What to produce: Below are the records; locate each line with the word "Tiefschwarz" and copy it.

Source data:

>> start

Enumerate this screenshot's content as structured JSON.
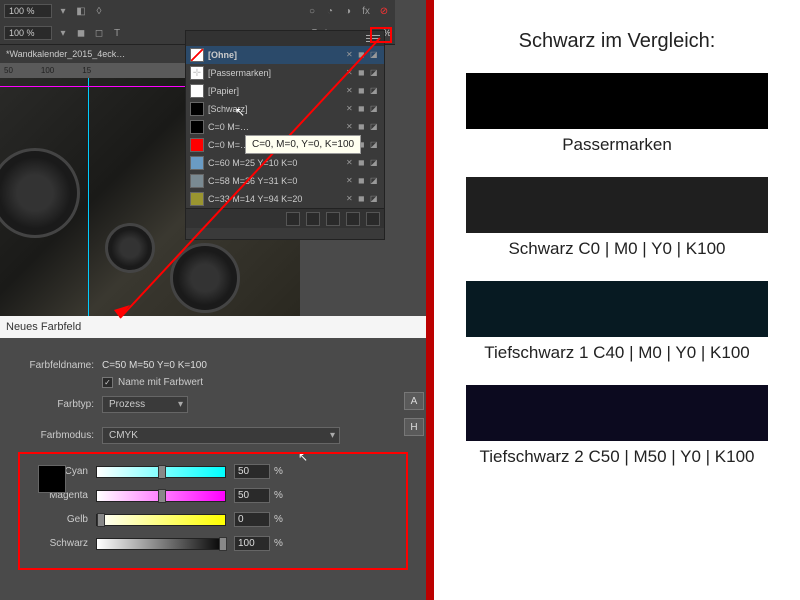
{
  "toolbar": {
    "zoom1": "100 %",
    "zoom2": "100 %",
    "farbton": "Farbton:",
    "pct": "%"
  },
  "tab": "*Wandkalender_2015_4eck…",
  "ruler": [
    "50",
    "100",
    "15"
  ],
  "swatches": {
    "items": [
      {
        "name": "[Ohne]",
        "chip": "none"
      },
      {
        "name": "[Passermarken]",
        "chip": "reg"
      },
      {
        "name": "[Papier]",
        "chip": "#fff"
      },
      {
        "name": "[Schwarz]",
        "chip": "#000"
      },
      {
        "name": "C=0 M=…",
        "chip": "#000"
      },
      {
        "name": "C=0 M=…",
        "chip": "#f00"
      },
      {
        "name": "C=60 M=25 Y=10 K=0",
        "chip": "#6a9bc4"
      },
      {
        "name": "C=58 M=36 Y=31 K=0",
        "chip": "#7a8a92"
      },
      {
        "name": "C=33 M=14 Y=94 K=20",
        "chip": "#9a9530"
      }
    ],
    "tooltip": "C=0, M=0, Y=0, K=100"
  },
  "dialog": {
    "title": "Neues Farbfeld",
    "name_label": "Farbfeldname:",
    "name_value": "C=50 M=50 Y=0 K=100",
    "name_with_value": "Name mit Farbwert",
    "type_label": "Farbtyp:",
    "type_value": "Prozess",
    "mode_label": "Farbmodus:",
    "mode_value": "CMYK",
    "btn_a": "A",
    "btn_h": "H",
    "sliders": [
      {
        "label": "Cyan",
        "value": "50",
        "pos": 50,
        "grad": "linear-gradient(to right,#fff,#0ff)"
      },
      {
        "label": "Magenta",
        "value": "50",
        "pos": 50,
        "grad": "linear-gradient(to right,#fff,#f0f)"
      },
      {
        "label": "Gelb",
        "value": "0",
        "pos": 0,
        "grad": "linear-gradient(to right,#fff,#ff0)"
      },
      {
        "label": "Schwarz",
        "value": "100",
        "pos": 100,
        "grad": "linear-gradient(to right,#fff,#000)"
      }
    ]
  },
  "comparison": {
    "title": "Schwarz im Vergleich:",
    "items": [
      {
        "label": "Passermarken",
        "color": "#000000"
      },
      {
        "label": "Schwarz C0 | M0 | Y0 | K100",
        "color": "#1f1f1f"
      },
      {
        "label": "Tiefschwarz 1 C40 | M0 | Y0 | K100",
        "color": "#071a22"
      },
      {
        "label": "Tiefschwarz 2 C50 | M50 | Y0 | K100",
        "color": "#0c0a1f"
      }
    ]
  }
}
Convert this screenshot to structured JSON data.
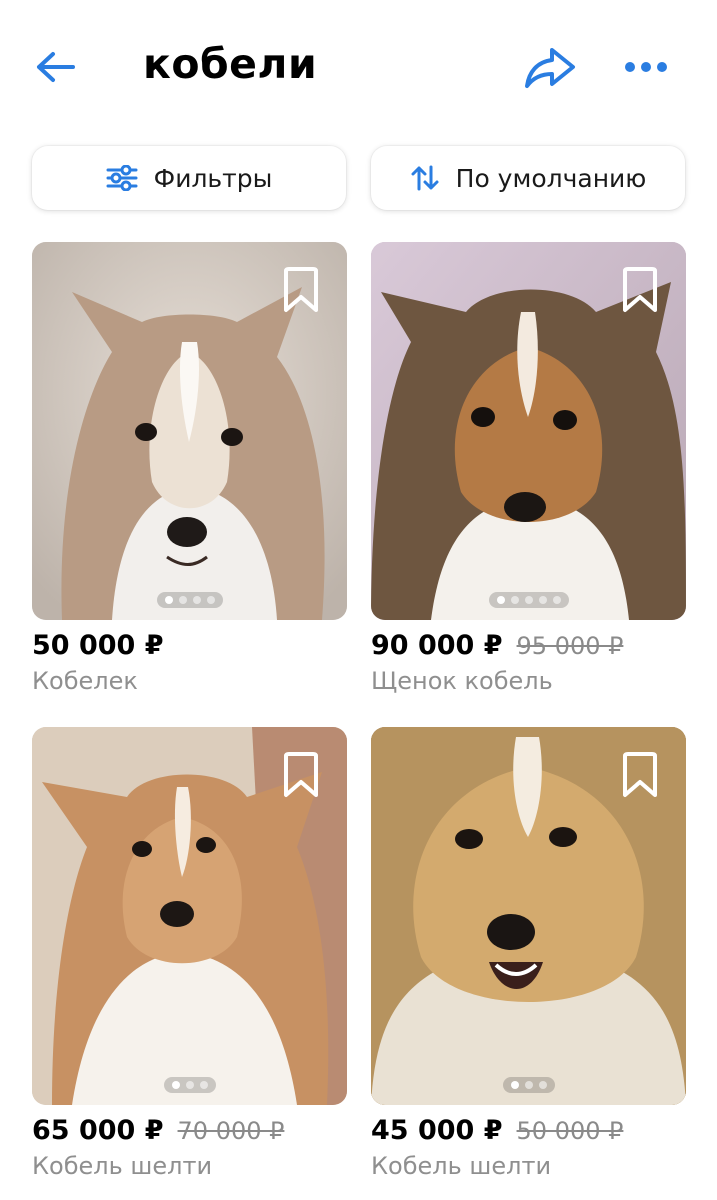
{
  "header": {
    "title": "кобели",
    "accent": "#2a7de1"
  },
  "toolbar": {
    "filters_label": "Фильтры",
    "sort_label": "По умолчанию"
  },
  "listings": [
    {
      "price": "50 000 ₽",
      "old_price": "",
      "name": "Кобелек",
      "photos": 4,
      "active_photo": 0
    },
    {
      "price": "90 000 ₽",
      "old_price": "95 000 ₽",
      "name": "Щенок кобель",
      "photos": 5,
      "active_photo": 0
    },
    {
      "price": "65 000 ₽",
      "old_price": "70 000 ₽",
      "name": "Кобель шелти",
      "photos": 3,
      "active_photo": 0
    },
    {
      "price": "45 000 ₽",
      "old_price": "50 000 ₽",
      "name": "Кобель шелти",
      "photos": 3,
      "active_photo": 0
    }
  ]
}
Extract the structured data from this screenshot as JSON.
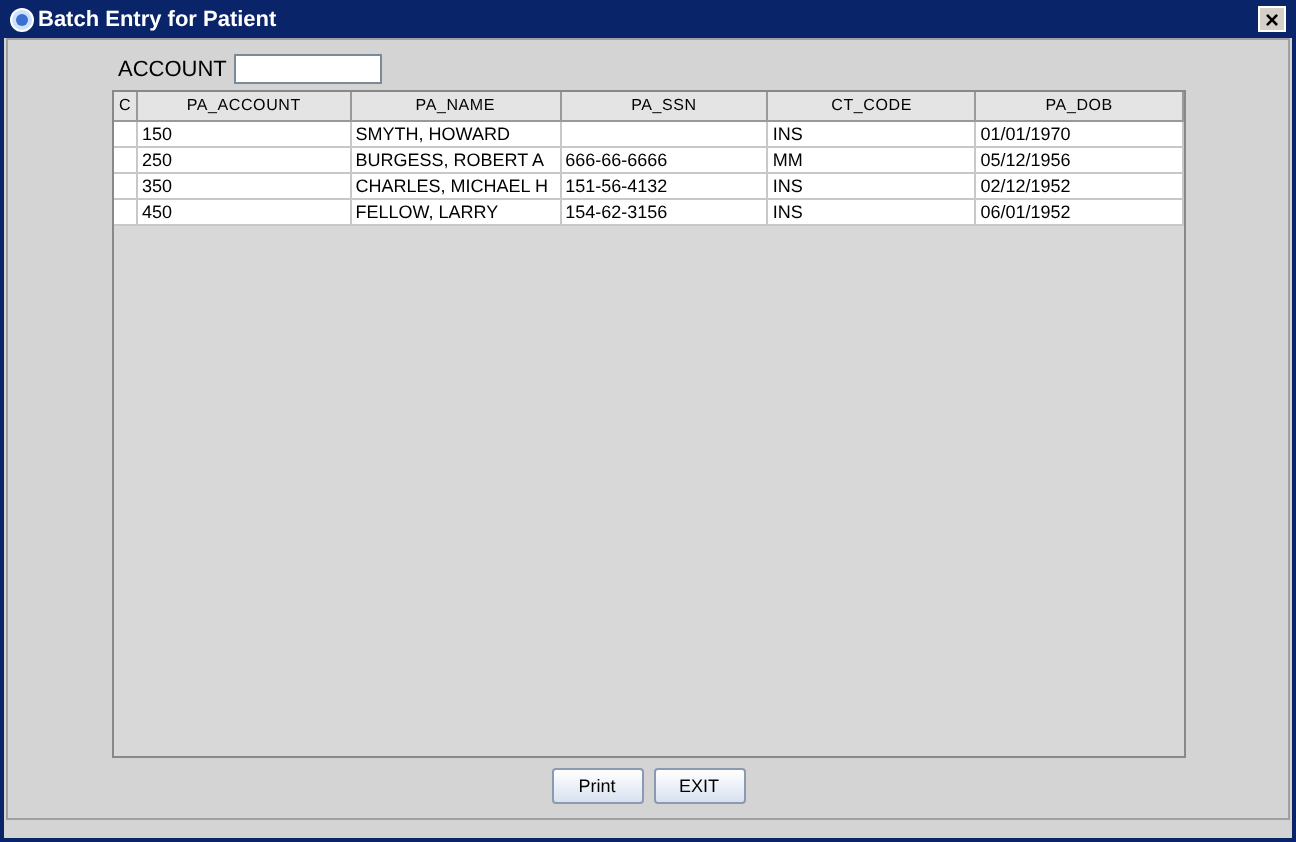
{
  "window": {
    "title": "Batch Entry for Patient",
    "close": "×"
  },
  "account": {
    "label": "ACCOUNT"
  },
  "table": {
    "columns": [
      "C",
      "PA_ACCOUNT",
      "PA_NAME",
      "PA_SSN",
      "CT_CODE",
      "PA_DOB"
    ],
    "rows": [
      [
        null,
        "150",
        "SMYTH, HOWARD",
        null,
        "INS",
        "01/01/1970"
      ],
      [
        null,
        "250",
        "BURGESS, ROBERT A",
        "666-66-6666",
        "MM",
        "05/12/1956"
      ],
      [
        null,
        "350",
        "CHARLES, MICHAEL H",
        "151-56-4132",
        "INS",
        "02/12/1952"
      ],
      [
        null,
        "450",
        "FELLOW, LARRY",
        "154-62-3156",
        "INS",
        "06/01/1952"
      ]
    ]
  },
  "buttons": [
    "Print",
    "EXIT"
  ]
}
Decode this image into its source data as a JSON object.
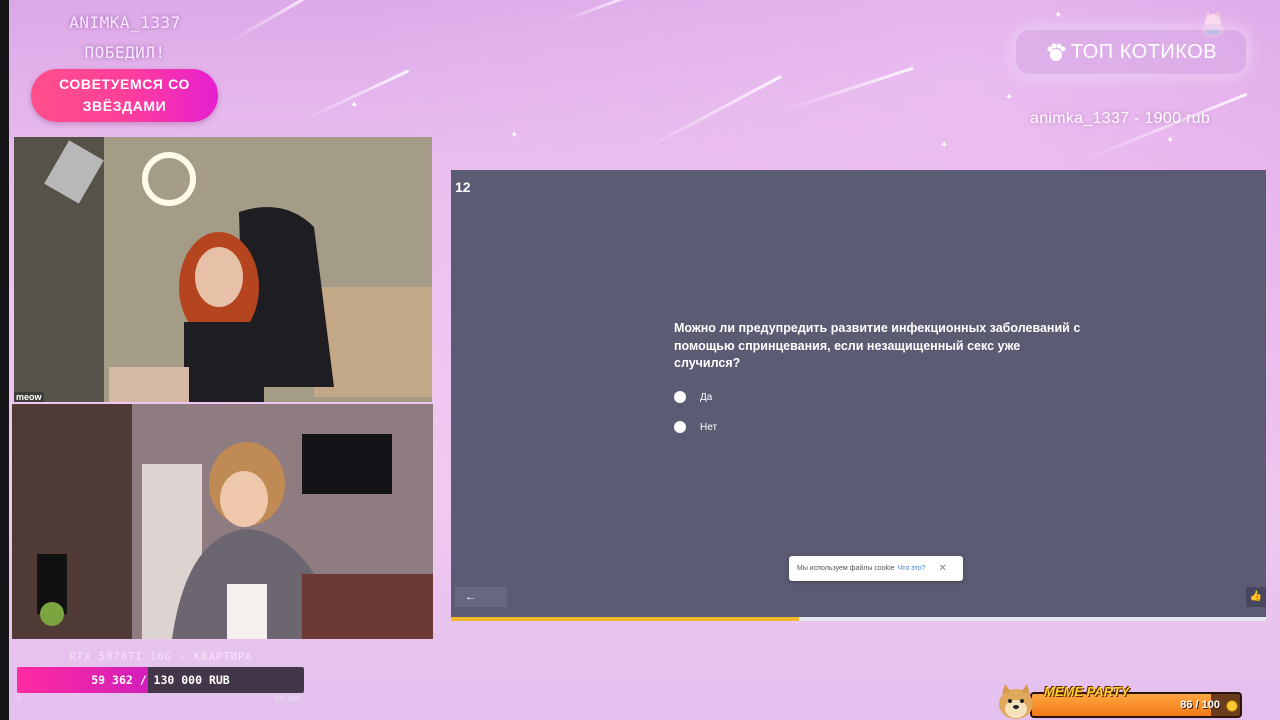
{
  "overlay": {
    "winner_line1": "ANIMKA_1337",
    "winner_line2": "ПОБЕДИЛ!",
    "stars_button_line1": "СОВЕТУЕМСЯ СО",
    "stars_button_line2": "ЗВЁЗДАМИ",
    "top_title": "ТОП КОТИКОВ",
    "top_donor": "animka_1337 - 1900 rub"
  },
  "cams": {
    "cam1_label": "meow"
  },
  "quiz": {
    "number": "12",
    "question": "Можно ли предупредить развитие инфекционных заболеваний с помощью спринцевания, если незащищенный секс уже случился?",
    "options": [
      "Да",
      "Нет"
    ],
    "cookie_text": "Мы используем файлы cookie",
    "cookie_link": "Что это?",
    "cookie_close": "✕",
    "back": "←",
    "like": "👍",
    "progress_fraction": 0.427
  },
  "goal": {
    "label": "RTX 5070TI 16G - КВАРТИРА",
    "text": "59 362 / 130 000 RUB",
    "fraction": 0.457,
    "min_label": "0",
    "max_label": "130 000"
  },
  "meme_party": {
    "title": "MEME PARTY",
    "count": "86 / 100",
    "fraction": 0.86
  },
  "colors": {
    "quiz_bg": "#5b5b73",
    "quiz_progress": "#f2b52e",
    "goal_fill": "#ff2aa0",
    "stars_button": "#ff3f9a"
  }
}
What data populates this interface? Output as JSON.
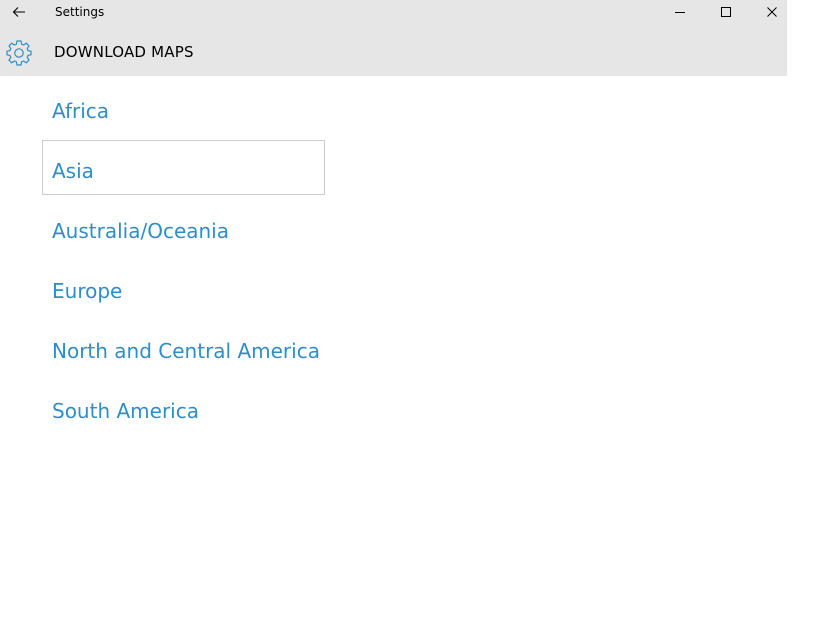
{
  "window": {
    "title": "Settings"
  },
  "header": {
    "title": "DOWNLOAD MAPS",
    "icon": "gear-icon"
  },
  "colors": {
    "accent": "#2f8ec8",
    "chrome": "#e6e6e6"
  },
  "regions": [
    {
      "label": "Africa"
    },
    {
      "label": "Asia"
    },
    {
      "label": "Australia/Oceania"
    },
    {
      "label": "Europe"
    },
    {
      "label": "North and Central America"
    },
    {
      "label": "South America"
    }
  ]
}
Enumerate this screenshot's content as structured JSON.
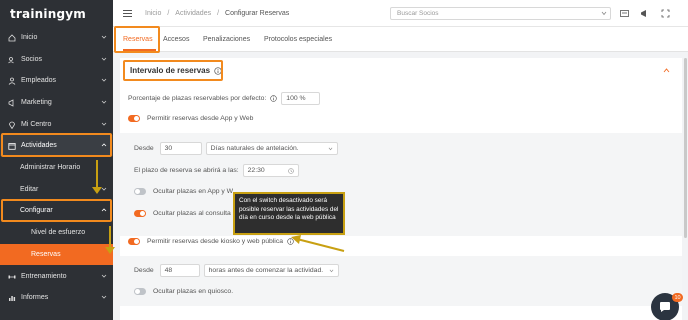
{
  "app": {
    "logo": "trainingym"
  },
  "sidebar": {
    "items": [
      {
        "label": "Inicio"
      },
      {
        "label": "Socios"
      },
      {
        "label": "Empleados"
      },
      {
        "label": "Marketing"
      },
      {
        "label": "Mi Centro"
      },
      {
        "label": "Actividades"
      },
      {
        "label": "Administrar Horario"
      },
      {
        "label": "Editar"
      },
      {
        "label": "Configurar"
      },
      {
        "label": "Nivel de esfuerzo"
      },
      {
        "label": "Reservas"
      },
      {
        "label": "Entrenamiento"
      },
      {
        "label": "Informes"
      }
    ]
  },
  "header": {
    "breadcrumb": [
      "Inicio",
      "/",
      "Actividades",
      "/",
      "Configurar Reservas"
    ],
    "search_placeholder": "Buscar Socios"
  },
  "tabs": [
    {
      "label": "Reservas"
    },
    {
      "label": "Accesos"
    },
    {
      "label": "Penalizaciones"
    },
    {
      "label": "Protocolos especiales"
    }
  ],
  "section": {
    "title": "Intervalo de reservas",
    "pct_label": "Porcentaje de plazas reservables por defecto:",
    "pct_value": "100 %",
    "app_web_label": "Permitir reservas desde App y Web",
    "desde_label": "Desde",
    "desde_value": "30",
    "desde_select": "Días naturales de antelación.",
    "plazo_label": "El plazo de reserva se abrirá a las:",
    "plazo_value": "22:30",
    "ocultar_app_label": "Ocultar plazas en App y W",
    "ocultar_consulta_label": "Ocultar plazas al consulta",
    "kiosko_label": "Permitir reservas desde kiosko y web pública",
    "desde2_label": "Desde",
    "desde2_value": "48",
    "desde2_select": "horas antes de comenzar la actividad.",
    "ocultar_quiosco_label": "Ocultar plazas en quiosco.",
    "tooltip": "Con el switch desactivado será posible reservar las actividades del día en curso desde la web pública"
  },
  "chat": {
    "badge": "10"
  },
  "colors": {
    "accent": "#f26a21",
    "sidebar": "#2d3035",
    "highlight": "#f28a1e",
    "annotation": "#c8a012"
  }
}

>> end

Result below:
        "label": "Tiefschwarz 1 C40 | M0 | Y0 | K100",
        "label": "Tiefschwarz 2 C50 | M50 | Y0 | K100",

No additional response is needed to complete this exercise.